Work to complete
The records below must be transcribed exactly. Do not include the pictures.
--- Start Information shown ---
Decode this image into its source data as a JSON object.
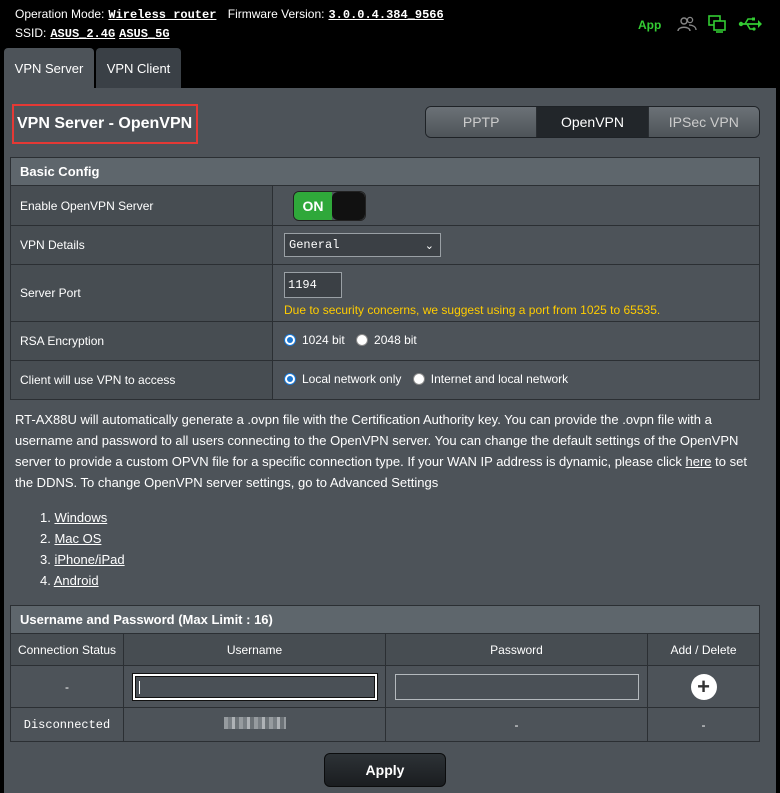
{
  "status_bar": {
    "operation_mode_label": "Operation Mode:",
    "operation_mode_value": "Wireless router",
    "firmware_label": "Firmware Version:",
    "firmware_value": "3.0.0.4.384_9566",
    "ssid_label": "SSID:",
    "ssid_values": [
      "ASUS_2.4G",
      "ASUS_5G"
    ],
    "app_label": "App",
    "icons": [
      "users-icon",
      "network-icon",
      "usb-icon"
    ],
    "accent_color": "#33cc33"
  },
  "tabs": [
    {
      "label": "VPN Server",
      "active": true
    },
    {
      "label": "VPN Client",
      "active": false
    }
  ],
  "page": {
    "title": "VPN Server - OpenVPN",
    "title_highlight_color": "#e53935"
  },
  "protocol_tabs": [
    {
      "label": "PPTP",
      "selected": false
    },
    {
      "label": "OpenVPN",
      "selected": true
    },
    {
      "label": "IPSec VPN",
      "selected": false
    }
  ],
  "basic_config": {
    "header": "Basic Config",
    "enable_label": "Enable OpenVPN Server",
    "enable_value": "ON",
    "details_label": "VPN Details",
    "details_value": "General",
    "port_label": "Server Port",
    "port_value": "1194",
    "port_hint": "Due to security concerns, we suggest using a port from 1025 to 65535.",
    "rsa_label": "RSA Encryption",
    "rsa_options": [
      {
        "label": "1024 bit",
        "checked": true
      },
      {
        "label": "2048 bit",
        "checked": false
      }
    ],
    "access_label": "Client will use VPN to access",
    "access_options": [
      {
        "label": "Local network only",
        "checked": true
      },
      {
        "label": "Internet and local network",
        "checked": false
      }
    ]
  },
  "description": {
    "text_before_link": "RT-AX88U will automatically generate a .ovpn file with the Certification Authority key. You can provide the .ovpn file with a username and password to all users connecting to the OpenVPN server. You can change the default settings of the OpenVPN server to provide a custom OPVN file for a specific connection type. If your WAN IP address is dynamic, please click",
    "link_text": "here",
    "text_after_link": "to set the DDNS. To change OpenVPN server settings, go to Advanced Settings"
  },
  "os_guides": [
    {
      "num": "1.",
      "label": "Windows"
    },
    {
      "num": "2.",
      "label": "Mac OS"
    },
    {
      "num": "3.",
      "label": "iPhone/iPad"
    },
    {
      "num": "4.",
      "label": "Android"
    }
  ],
  "users": {
    "header": "Username and Password (Max Limit : 16)",
    "columns": [
      "Connection Status",
      "Username",
      "Password",
      "Add / Delete"
    ],
    "input_row_status": "-",
    "rows": [
      {
        "status": "Disconnected",
        "username": "",
        "password": "-",
        "action": "-"
      }
    ]
  },
  "apply_label": "Apply"
}
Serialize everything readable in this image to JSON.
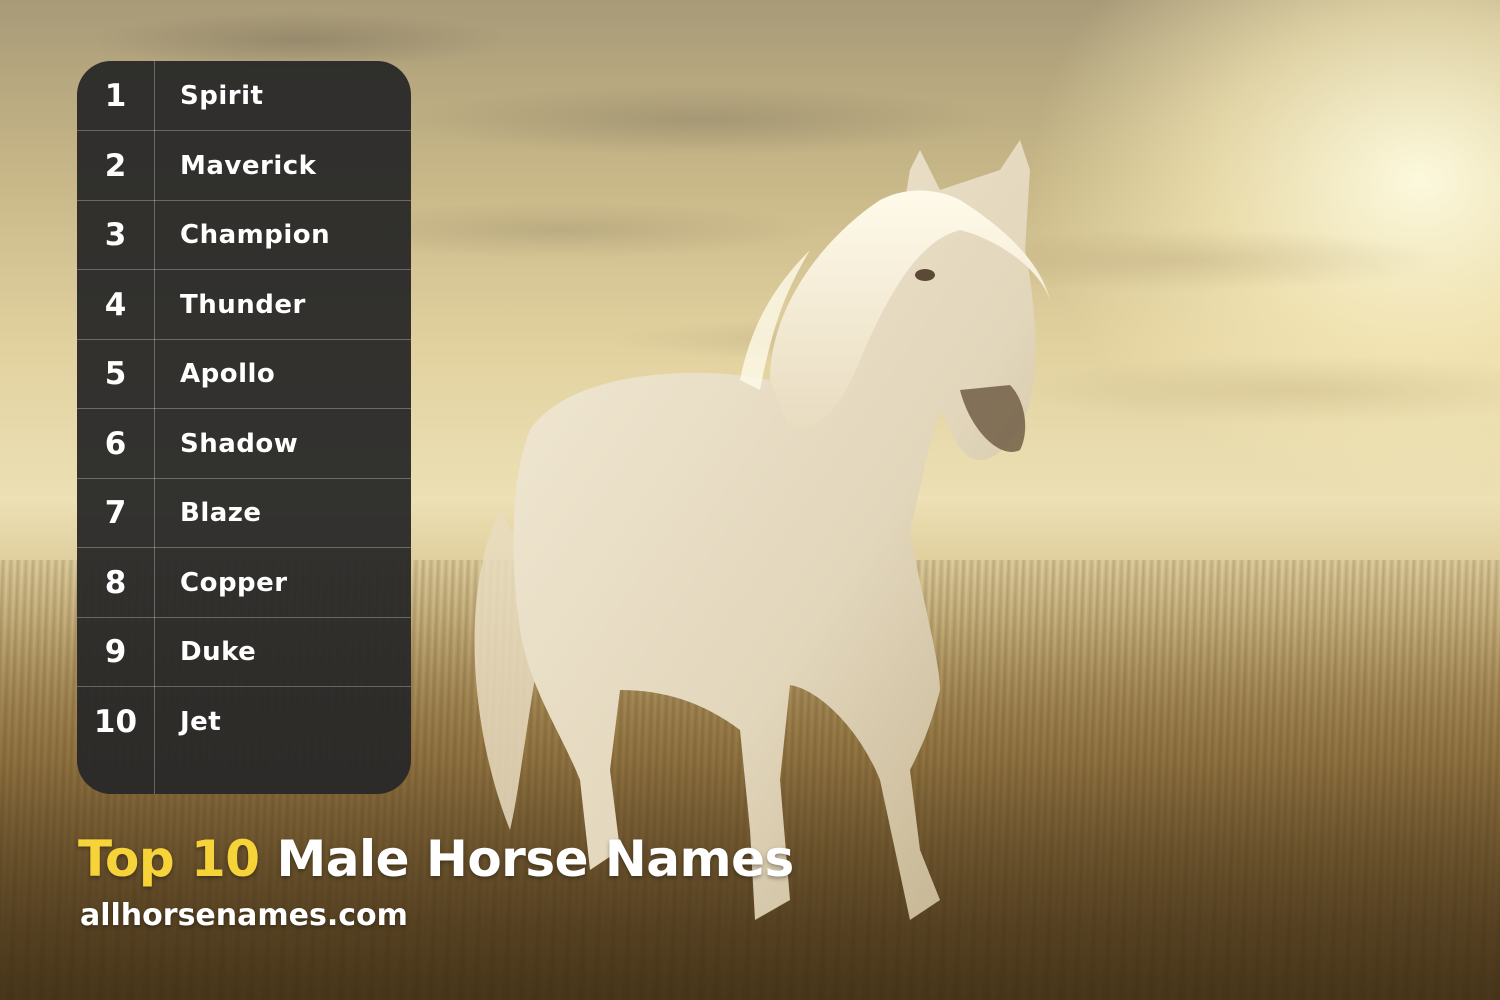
{
  "title": {
    "accent": "Top 10",
    "rest": "Male Horse Names"
  },
  "website": "allhorsenames.com",
  "colors": {
    "accent": "#f7d33a",
    "panel": "#282828",
    "text": "#ffffff"
  },
  "names": [
    {
      "rank": "1",
      "name": "Spirit"
    },
    {
      "rank": "2",
      "name": "Maverick"
    },
    {
      "rank": "3",
      "name": "Champion"
    },
    {
      "rank": "4",
      "name": "Thunder"
    },
    {
      "rank": "5",
      "name": "Apollo"
    },
    {
      "rank": "6",
      "name": "Shadow"
    },
    {
      "rank": "7",
      "name": "Blaze"
    },
    {
      "rank": "8",
      "name": "Copper"
    },
    {
      "rank": "9",
      "name": "Duke"
    },
    {
      "rank": "10",
      "name": "Jet"
    }
  ]
}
--- End Information shown ---
Result for this task
Decode this image into its source data as a JSON object.
{
  "status_bar": {
    "operation_mode_label": "Operation Mode:",
    "operation_mode_value": "Wireless router",
    "firmware_label": "Firmware Version:",
    "firmware_value": "3.0.0.4.384_9566",
    "ssid_label": "SSID:",
    "ssid_values": [
      "ASUS_2.4G",
      "ASUS_5G"
    ],
    "app_label": "App",
    "icons": [
      "users-icon",
      "network-icon",
      "usb-icon"
    ],
    "accent_color": "#33cc33"
  },
  "tabs": [
    {
      "label": "VPN Server",
      "active": true
    },
    {
      "label": "VPN Client",
      "active": false
    }
  ],
  "page": {
    "title": "VPN Server - OpenVPN",
    "title_highlight_color": "#e53935"
  },
  "protocol_tabs": [
    {
      "label": "PPTP",
      "selected": false
    },
    {
      "label": "OpenVPN",
      "selected": true
    },
    {
      "label": "IPSec VPN",
      "selected": false
    }
  ],
  "basic_config": {
    "header": "Basic Config",
    "enable_label": "Enable OpenVPN Server",
    "enable_value": "ON",
    "details_label": "VPN Details",
    "details_value": "General",
    "port_label": "Server Port",
    "port_value": "1194",
    "port_hint": "Due to security concerns, we suggest using a port from 1025 to 65535.",
    "rsa_label": "RSA Encryption",
    "rsa_options": [
      {
        "label": "1024 bit",
        "checked": true
      },
      {
        "label": "2048 bit",
        "checked": false
      }
    ],
    "access_label": "Client will use VPN to access",
    "access_options": [
      {
        "label": "Local network only",
        "checked": true
      },
      {
        "label": "Internet and local network",
        "checked": false
      }
    ]
  },
  "description": {
    "text_before_link": "RT-AX88U will automatically generate a .ovpn file with the Certification Authority key. You can provide the .ovpn file with a username and password to all users connecting to the OpenVPN server. You can change the default settings of the OpenVPN server to provide a custom OPVN file for a specific connection type. If your WAN IP address is dynamic, please click",
    "link_text": "here",
    "text_after_link": "to set the DDNS. To change OpenVPN server settings, go to Advanced Settings"
  },
  "os_guides": [
    {
      "num": "1.",
      "label": "Windows"
    },
    {
      "num": "2.",
      "label": "Mac OS"
    },
    {
      "num": "3.",
      "label": "iPhone/iPad"
    },
    {
      "num": "4.",
      "label": "Android"
    }
  ],
  "users": {
    "header": "Username and Password (Max Limit : 16)",
    "columns": [
      "Connection Status",
      "Username",
      "Password",
      "Add / Delete"
    ],
    "input_row_status": "-",
    "rows": [
      {
        "status": "Disconnected",
        "username": "",
        "password": "-",
        "action": "-"
      }
    ]
  },
  "apply_label": "Apply"
}
Serialize everything readable in this image to JSON.
{
  "title": {
    "accent": "Top 10",
    "rest": "Male Horse Names"
  },
  "website": "allhorsenames.com",
  "colors": {
    "accent": "#f7d33a",
    "panel": "#282828",
    "text": "#ffffff"
  },
  "names": [
    {
      "rank": "1",
      "name": "Spirit"
    },
    {
      "rank": "2",
      "name": "Maverick"
    },
    {
      "rank": "3",
      "name": "Champion"
    },
    {
      "rank": "4",
      "name": "Thunder"
    },
    {
      "rank": "5",
      "name": "Apollo"
    },
    {
      "rank": "6",
      "name": "Shadow"
    },
    {
      "rank": "7",
      "name": "Blaze"
    },
    {
      "rank": "8",
      "name": "Copper"
    },
    {
      "rank": "9",
      "name": "Duke"
    },
    {
      "rank": "10",
      "name": "Jet"
    }
  ]
}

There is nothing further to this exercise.